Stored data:
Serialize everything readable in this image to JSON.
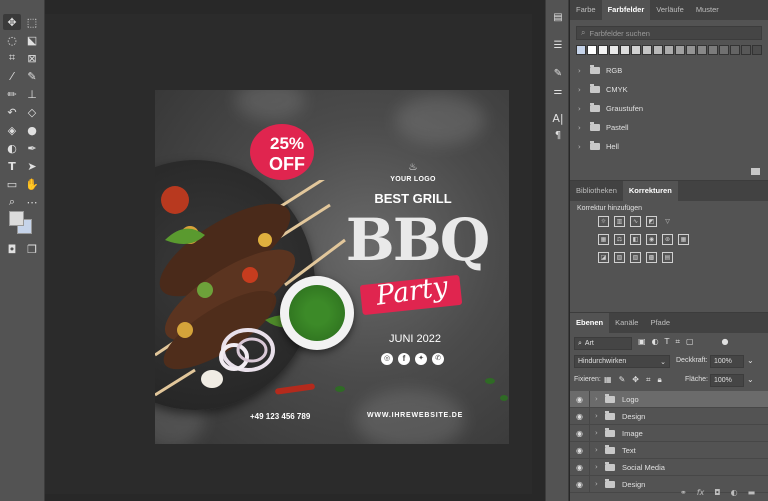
{
  "toolbar": {
    "tools": [
      "move-tool",
      "marquee-tool",
      "lasso-tool",
      "object-select-tool",
      "crop-tool",
      "frame-tool",
      "eyedropper-tool",
      "ruler-tool",
      "brush-tool",
      "stamp-tool",
      "history-brush-tool",
      "eraser-tool",
      "bucket-tool",
      "blur-tool",
      "dodge-tool",
      "pen-tool",
      "type-tool",
      "path-select-tool",
      "rectangle-tool",
      "hand-tool",
      "zoom-tool",
      "more-tools"
    ],
    "foreground_color": "#dcdcdc",
    "background_color": "#c6d4ea"
  },
  "artboard": {
    "discount": "25%",
    "discount_sub": "OFF",
    "logo": "YOUR LOGO",
    "best_grill": "BEST GRILL",
    "headline": "BBQ",
    "subline": "Party",
    "date": "JUNI 2022",
    "phone": "+49 123 456 789",
    "website": "WWW.IHREWEBSITE.DE",
    "accent": "#e0254f"
  },
  "swatches_panel": {
    "tabs": [
      "Farbe",
      "Farbfelder",
      "Verläufe",
      "Muster"
    ],
    "active_tab": "Farbfelder",
    "search_placeholder": "Farbfelder suchen",
    "recent_colors": [
      "#c6d4ea",
      "#ffffff",
      "#f4f4f4",
      "#e8e8e8",
      "#dcdcdc",
      "#d0d0d0",
      "#c4c4c4",
      "#b8b8b8",
      "#acacac",
      "#a0a0a0",
      "#949494",
      "#888888",
      "#7c7c7c",
      "#707070",
      "#646464",
      "#585858",
      "#4c4c4c"
    ],
    "folders": [
      "RGB",
      "CMYK",
      "Graustufen",
      "Pastell",
      "Hell"
    ]
  },
  "adjustments_panel": {
    "tabs": [
      "Bibliotheken",
      "Korrekturen"
    ],
    "active_tab": "Korrekturen",
    "add_label": "Korrektur hinzufügen"
  },
  "layers_panel": {
    "tabs": [
      "Ebenen",
      "Kanäle",
      "Pfade"
    ],
    "active_tab": "Ebenen",
    "filter_value": "Art",
    "blend_mode": "Hindurchwirken",
    "opacity_label": "Deckkraft:",
    "opacity_value": "100%",
    "lock_label": "Fixieren:",
    "fill_label": "Fläche:",
    "fill_value": "100%",
    "layers": [
      "Logo",
      "Design",
      "Image",
      "Text",
      "Social Media",
      "Design"
    ],
    "selected_layer": "Logo",
    "footer_icons": [
      "link-icon",
      "fx-icon",
      "mask-icon",
      "adjustment-icon",
      "group-icon"
    ]
  }
}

Work instructions: Pull out all lines from the entries above in which the word "Farbfelder" appears.

Task answer:
      "Farbfelder",
    "active_tab": "Farbfelder",
    "search_placeholder": "Farbfelder suchen",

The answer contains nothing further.